**WHAT IS EXPECTED**
Show each line that has the string "easy" in it.

**SUPPLIED DATA**
########

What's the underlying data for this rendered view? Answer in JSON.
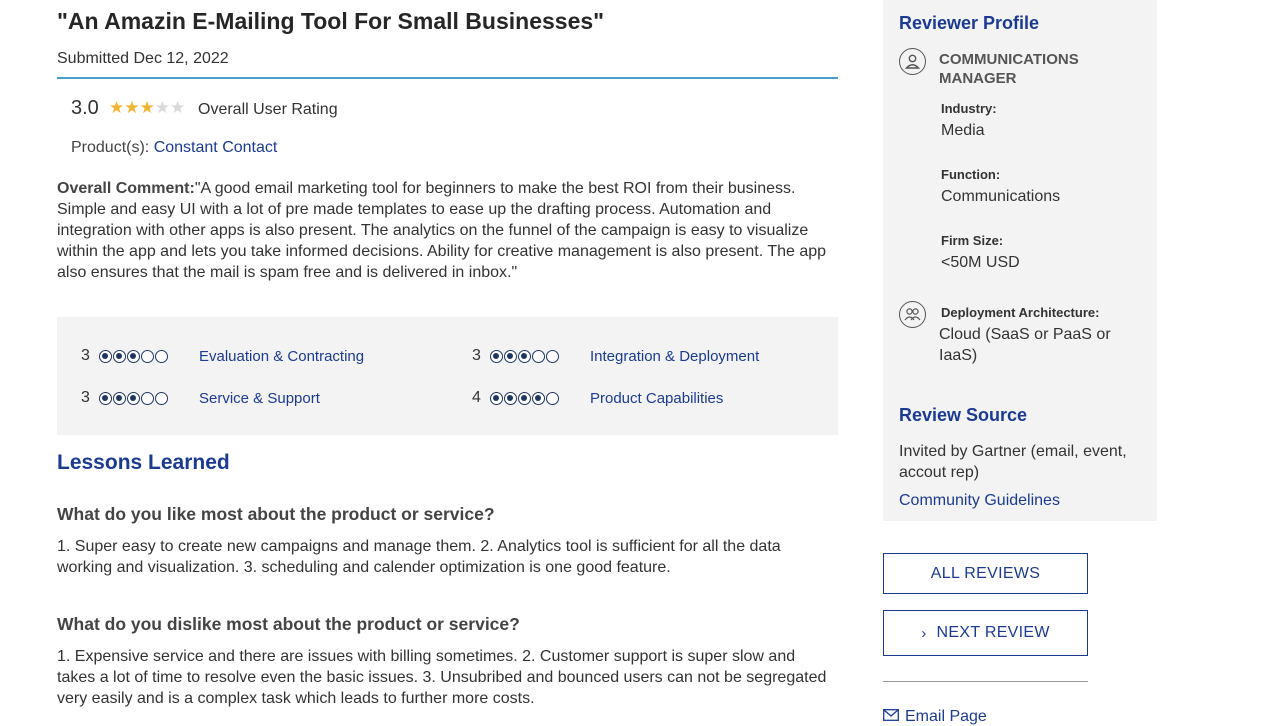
{
  "review": {
    "title": "\"An Amazin E-Mailing Tool For Small Businesses\"",
    "submitted": "Submitted Dec 12, 2022",
    "rating_value": "3.0",
    "rating_stars": 3,
    "rating_label": "Overall User Rating",
    "products_label": "Product(s):",
    "product_link": "Constant Contact",
    "comment_label": "Overall Comment:",
    "comment_text": "\"A good email marketing tool for beginners to make the best ROI from their business. Simple and easy UI with a lot of pre made templates to ease up the drafting process. Automation and integration with other apps is also present. The analytics on the funnel of the campaign is easy to visualize within the app and lets you take informed decisions. Ability for creative management is also present. The app also ensures that the mail is spam free and is delivered in inbox.\""
  },
  "scores": [
    {
      "value": "3",
      "filled": 3,
      "label": "Evaluation & Contracting"
    },
    {
      "value": "3",
      "filled": 3,
      "label": "Integration & Deployment"
    },
    {
      "value": "3",
      "filled": 3,
      "label": "Service & Support"
    },
    {
      "value": "4",
      "filled": 4,
      "label": "Product Capabilities"
    }
  ],
  "lessons": {
    "heading": "Lessons Learned",
    "q1": "What do you like most about the product or service?",
    "a1": "1. Super easy to create new campaigns and manage them. 2. Analytics tool is sufficient for all the data working and visualization. 3. scheduling and calender optimization is one good feature.",
    "q2": "What do you dislike most about the product or service?",
    "a2": "1. Expensive service and there are issues with billing sometimes. 2. Customer support is super slow and takes a lot of time to resolve even the basic issues. 3. Unsubribed and bounced users can not be segregated very easily and is a complex task which leads to further more costs."
  },
  "profile": {
    "heading": "Reviewer Profile",
    "role": "COMMUNICATIONS MANAGER",
    "industry_label": "Industry:",
    "industry": "Media",
    "function_label": "Function:",
    "function": "Communications",
    "firm_label": "Firm Size:",
    "firm": "<50M USD",
    "deploy_label": "Deployment Architecture:",
    "deploy": "Cloud (SaaS or PaaS or IaaS)"
  },
  "source": {
    "heading": "Review Source",
    "text": "Invited by Gartner (email, event, accout rep)",
    "link": "Community Guidelines"
  },
  "actions": {
    "all_reviews": "ALL REVIEWS",
    "next_review": "NEXT REVIEW",
    "email_page": "Email Page"
  },
  "colors": {
    "accent": "#1b3b93",
    "star": "#f2b531",
    "rule": "#4a9fc8",
    "panel": "#f3f3f3"
  }
}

########

**SOLVED EXERCISE**
    "comment_text": "\"A good email marketing tool for beginners to make the best ROI from their business. Simple and easy UI with a lot of pre made templates to ease up the drafting process. Automation and integration with other apps is also present. The analytics on the funnel of the campaign is easy to visualize within the app and lets you take informed decisions. Ability for creative management is also present. The app also ensures that the mail is spam free and is delivered in inbox.\""
    "a1": "1. Super easy to create new campaigns and manage them. 2. Analytics tool is sufficient for all the data working and visualization. 3. scheduling and calender optimization is one good feature.",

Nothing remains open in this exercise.